Which lines hold the word "title"? Copy each one.
[begin Task inputs]
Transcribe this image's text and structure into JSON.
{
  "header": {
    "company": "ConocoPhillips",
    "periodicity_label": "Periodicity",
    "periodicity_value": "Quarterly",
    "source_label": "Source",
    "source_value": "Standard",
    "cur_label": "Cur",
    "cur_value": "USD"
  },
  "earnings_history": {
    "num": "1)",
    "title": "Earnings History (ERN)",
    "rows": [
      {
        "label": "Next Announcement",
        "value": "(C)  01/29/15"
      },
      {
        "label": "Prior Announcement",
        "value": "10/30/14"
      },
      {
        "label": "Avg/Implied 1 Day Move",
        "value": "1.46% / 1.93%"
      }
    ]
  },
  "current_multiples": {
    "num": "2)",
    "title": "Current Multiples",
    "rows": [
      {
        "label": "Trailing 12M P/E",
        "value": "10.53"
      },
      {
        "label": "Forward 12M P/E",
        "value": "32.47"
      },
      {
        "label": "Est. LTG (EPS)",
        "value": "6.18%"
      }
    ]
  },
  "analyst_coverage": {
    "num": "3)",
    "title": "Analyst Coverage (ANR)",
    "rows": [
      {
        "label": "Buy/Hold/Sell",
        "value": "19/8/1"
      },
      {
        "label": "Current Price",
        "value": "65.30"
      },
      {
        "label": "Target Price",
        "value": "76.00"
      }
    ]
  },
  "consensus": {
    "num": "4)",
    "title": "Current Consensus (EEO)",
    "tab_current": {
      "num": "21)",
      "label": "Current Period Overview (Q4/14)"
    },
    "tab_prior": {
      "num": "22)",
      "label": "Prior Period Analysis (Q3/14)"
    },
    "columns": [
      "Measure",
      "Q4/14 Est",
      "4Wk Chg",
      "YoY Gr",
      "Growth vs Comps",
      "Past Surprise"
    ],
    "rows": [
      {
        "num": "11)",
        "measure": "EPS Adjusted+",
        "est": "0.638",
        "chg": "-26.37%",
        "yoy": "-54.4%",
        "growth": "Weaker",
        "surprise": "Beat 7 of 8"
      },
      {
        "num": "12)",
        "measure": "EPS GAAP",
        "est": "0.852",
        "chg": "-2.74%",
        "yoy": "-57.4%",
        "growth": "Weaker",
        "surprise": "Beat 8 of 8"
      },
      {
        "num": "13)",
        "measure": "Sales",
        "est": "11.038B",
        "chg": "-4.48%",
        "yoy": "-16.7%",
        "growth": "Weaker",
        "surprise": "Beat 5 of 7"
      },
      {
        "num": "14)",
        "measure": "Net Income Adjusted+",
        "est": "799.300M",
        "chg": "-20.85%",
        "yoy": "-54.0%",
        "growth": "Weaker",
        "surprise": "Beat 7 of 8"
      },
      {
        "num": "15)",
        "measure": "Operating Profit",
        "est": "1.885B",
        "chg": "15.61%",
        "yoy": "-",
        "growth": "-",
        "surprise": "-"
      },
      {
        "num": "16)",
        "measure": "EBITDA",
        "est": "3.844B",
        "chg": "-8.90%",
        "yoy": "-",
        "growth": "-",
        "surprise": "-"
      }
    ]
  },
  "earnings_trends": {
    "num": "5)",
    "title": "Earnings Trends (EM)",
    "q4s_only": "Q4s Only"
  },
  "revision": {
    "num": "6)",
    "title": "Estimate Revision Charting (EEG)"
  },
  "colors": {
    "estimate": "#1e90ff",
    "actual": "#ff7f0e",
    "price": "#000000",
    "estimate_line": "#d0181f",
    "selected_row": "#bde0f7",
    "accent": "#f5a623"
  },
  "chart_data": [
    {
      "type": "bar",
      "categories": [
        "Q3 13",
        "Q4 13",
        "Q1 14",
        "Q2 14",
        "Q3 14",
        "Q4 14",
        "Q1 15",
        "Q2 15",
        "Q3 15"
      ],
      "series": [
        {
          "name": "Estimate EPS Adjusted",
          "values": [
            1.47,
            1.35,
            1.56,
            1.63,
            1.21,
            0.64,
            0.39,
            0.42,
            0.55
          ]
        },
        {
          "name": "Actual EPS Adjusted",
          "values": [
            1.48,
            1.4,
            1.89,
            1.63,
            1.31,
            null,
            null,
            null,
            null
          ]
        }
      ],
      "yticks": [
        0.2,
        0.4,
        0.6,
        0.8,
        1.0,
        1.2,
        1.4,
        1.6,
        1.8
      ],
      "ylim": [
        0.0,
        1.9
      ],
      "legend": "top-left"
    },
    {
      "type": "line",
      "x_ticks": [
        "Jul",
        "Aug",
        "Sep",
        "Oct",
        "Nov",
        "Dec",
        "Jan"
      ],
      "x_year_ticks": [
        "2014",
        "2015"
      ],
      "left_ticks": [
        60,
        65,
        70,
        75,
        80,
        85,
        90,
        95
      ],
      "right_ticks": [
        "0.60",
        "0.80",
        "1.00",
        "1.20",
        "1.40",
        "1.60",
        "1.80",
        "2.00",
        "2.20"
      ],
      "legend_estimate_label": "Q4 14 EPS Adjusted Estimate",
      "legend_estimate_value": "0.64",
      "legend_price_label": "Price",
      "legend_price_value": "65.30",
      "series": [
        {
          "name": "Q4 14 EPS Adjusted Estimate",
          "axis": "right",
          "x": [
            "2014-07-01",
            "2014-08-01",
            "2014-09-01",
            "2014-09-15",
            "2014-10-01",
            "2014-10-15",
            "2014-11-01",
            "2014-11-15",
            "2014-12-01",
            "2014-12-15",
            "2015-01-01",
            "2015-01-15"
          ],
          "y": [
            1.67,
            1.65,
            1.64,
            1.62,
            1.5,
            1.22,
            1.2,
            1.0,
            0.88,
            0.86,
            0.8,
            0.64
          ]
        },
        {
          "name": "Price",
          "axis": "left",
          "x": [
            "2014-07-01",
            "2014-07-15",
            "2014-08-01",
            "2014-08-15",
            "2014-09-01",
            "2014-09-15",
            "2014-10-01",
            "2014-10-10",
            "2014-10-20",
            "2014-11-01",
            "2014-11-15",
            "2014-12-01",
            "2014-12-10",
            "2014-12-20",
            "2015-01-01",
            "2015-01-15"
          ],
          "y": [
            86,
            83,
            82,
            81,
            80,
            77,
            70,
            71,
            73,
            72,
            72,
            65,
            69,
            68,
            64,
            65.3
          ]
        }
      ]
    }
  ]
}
[end Task inputs]
Expected answer:
    "title": "Earnings History (ERN)",
    "title": "Current Multiples",
    "title": "Analyst Coverage (ANR)",
    "title": "Current Consensus (EEO)",
    "title": "Earnings Trends (EM)",
    "title": "Estimate Revision Charting (EEG)"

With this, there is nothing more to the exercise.